REQUEST - Wherever the word "name" appears in a line, copy that line.
------------
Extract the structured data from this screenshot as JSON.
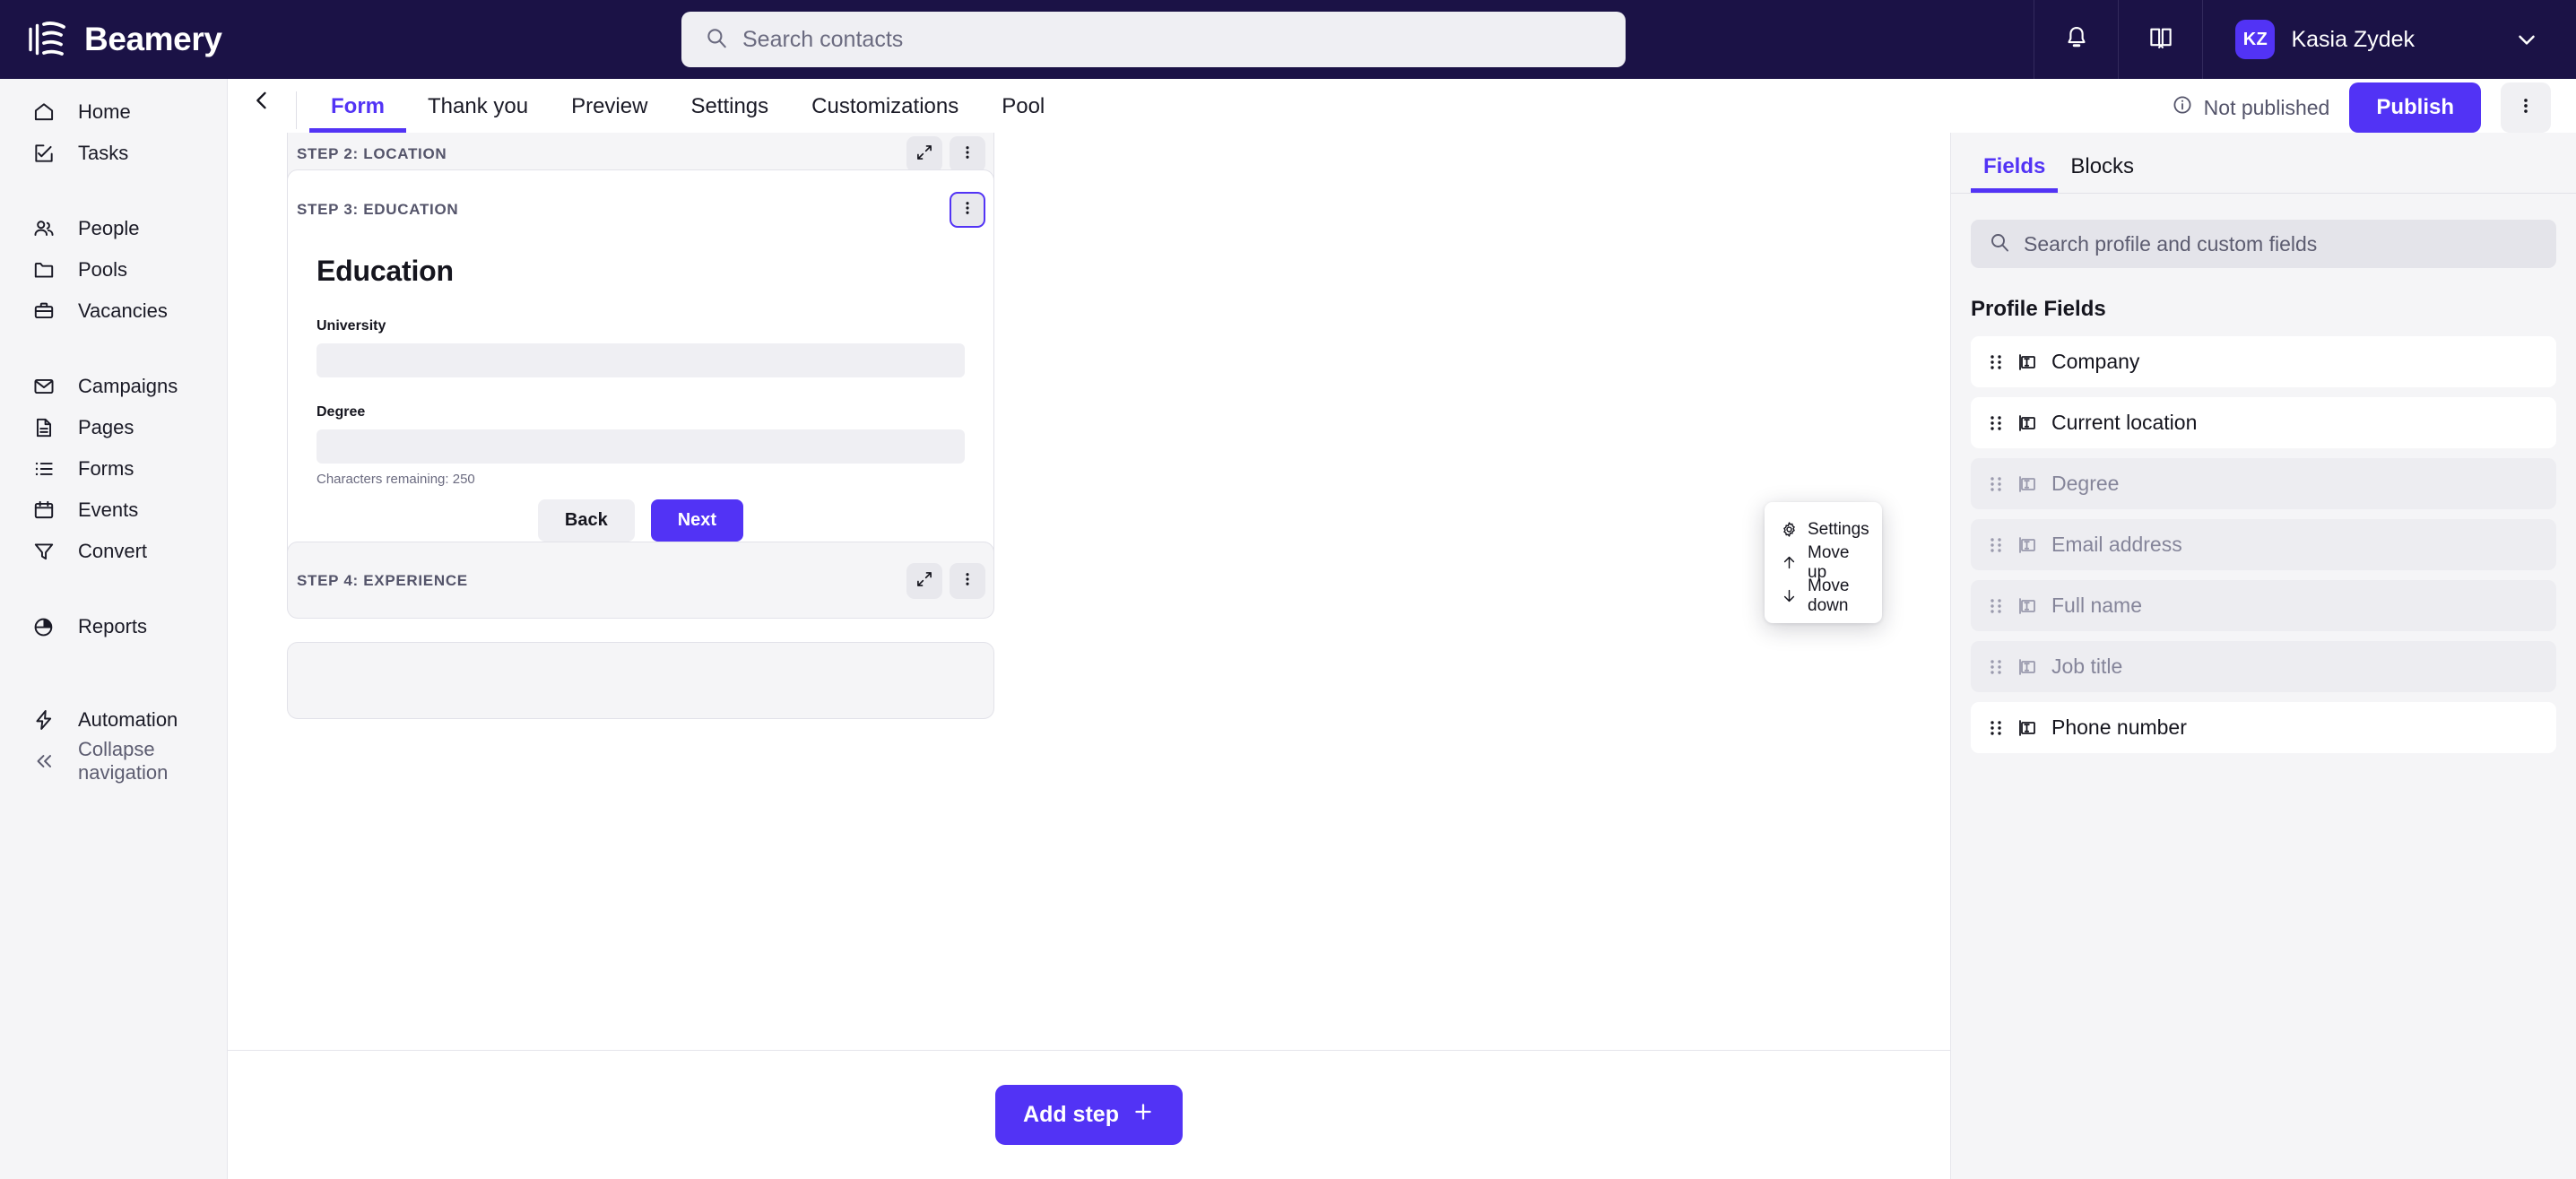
{
  "brand": {
    "name": "Beamery",
    "accent": "#5233F5",
    "topbar_bg": "#1B1246"
  },
  "topbar": {
    "search_placeholder": "Search contacts",
    "notifications_icon": "bell-icon",
    "knowledge_icon": "book-icon",
    "user": {
      "initials": "KZ",
      "name": "Kasia Zydek"
    }
  },
  "sidebar": {
    "groups": [
      {
        "items": [
          {
            "label": "Home",
            "icon": "home-icon"
          },
          {
            "label": "Tasks",
            "icon": "task-check-icon"
          }
        ]
      },
      {
        "items": [
          {
            "label": "People",
            "icon": "people-icon"
          },
          {
            "label": "Pools",
            "icon": "folder-icon"
          },
          {
            "label": "Vacancies",
            "icon": "briefcase-icon"
          }
        ]
      },
      {
        "items": [
          {
            "label": "Campaigns",
            "icon": "envelope-icon"
          },
          {
            "label": "Pages",
            "icon": "document-icon"
          },
          {
            "label": "Forms",
            "icon": "list-icon"
          },
          {
            "label": "Events",
            "icon": "calendar-icon"
          },
          {
            "label": "Convert",
            "icon": "funnel-icon"
          }
        ]
      },
      {
        "items": [
          {
            "label": "Reports",
            "icon": "pie-chart-icon"
          }
        ]
      },
      {
        "items": [
          {
            "label": "Automation",
            "icon": "lightning-icon"
          },
          {
            "label": "Collapse navigation",
            "icon": "double-chevron-left-icon"
          }
        ]
      }
    ]
  },
  "tabbar": {
    "back_icon": "chevron-left-icon",
    "tabs": [
      {
        "label": "Form",
        "active": true
      },
      {
        "label": "Thank you",
        "active": false
      },
      {
        "label": "Preview",
        "active": false
      },
      {
        "label": "Settings",
        "active": false
      },
      {
        "label": "Customizations",
        "active": false
      },
      {
        "label": "Pool",
        "active": false
      }
    ],
    "status_label": "Not published",
    "status_icon": "info-icon",
    "publish_label": "Publish",
    "overflow_icon": "kebab-icon"
  },
  "canvas": {
    "steps": [
      {
        "title": "STEP 2: LOCATION",
        "state": "collapsed",
        "buttons": [
          "expand-icon",
          "kebab-icon"
        ]
      },
      {
        "title": "STEP 3: EDUCATION",
        "state": "expanded",
        "buttons": [
          "kebab-icon"
        ]
      },
      {
        "title": "STEP 4: EXPERIENCE",
        "state": "collapsed",
        "buttons": [
          "expand-icon",
          "kebab-icon"
        ]
      }
    ],
    "education_form": {
      "heading": "Education",
      "fields": [
        {
          "label": "University",
          "value": "",
          "hint": ""
        },
        {
          "label": "Degree",
          "value": "",
          "hint": "Characters remaining: 250"
        }
      ],
      "back_label": "Back",
      "next_label": "Next"
    },
    "step_menu": {
      "items": [
        {
          "label": "Settings",
          "icon": "gear-icon"
        },
        {
          "label": "Move up",
          "icon": "arrow-up-icon"
        },
        {
          "label": "Move down",
          "icon": "arrow-down-icon"
        }
      ]
    },
    "add_step_label": "Add step",
    "add_step_icon": "plus-icon"
  },
  "right_panel": {
    "tabs": [
      {
        "label": "Fields",
        "active": true
      },
      {
        "label": "Blocks",
        "active": false
      }
    ],
    "search_placeholder": "Search profile and custom fields",
    "section_title": "Profile Fields",
    "fields": [
      {
        "label": "Company",
        "icon": "text-field-icon",
        "disabled": false
      },
      {
        "label": "Current location",
        "icon": "text-field-icon",
        "disabled": false
      },
      {
        "label": "Degree",
        "icon": "text-field-icon",
        "disabled": true
      },
      {
        "label": "Email address",
        "icon": "text-field-icon",
        "disabled": true
      },
      {
        "label": "Full name",
        "icon": "text-field-icon",
        "disabled": true
      },
      {
        "label": "Job title",
        "icon": "text-field-icon",
        "disabled": true
      },
      {
        "label": "Phone number",
        "icon": "text-field-icon",
        "disabled": false
      }
    ]
  }
}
------------
THE OUTPUT -
    "name": "Beamery",
      "name": "Kasia Zydek"
        "label": "Full name",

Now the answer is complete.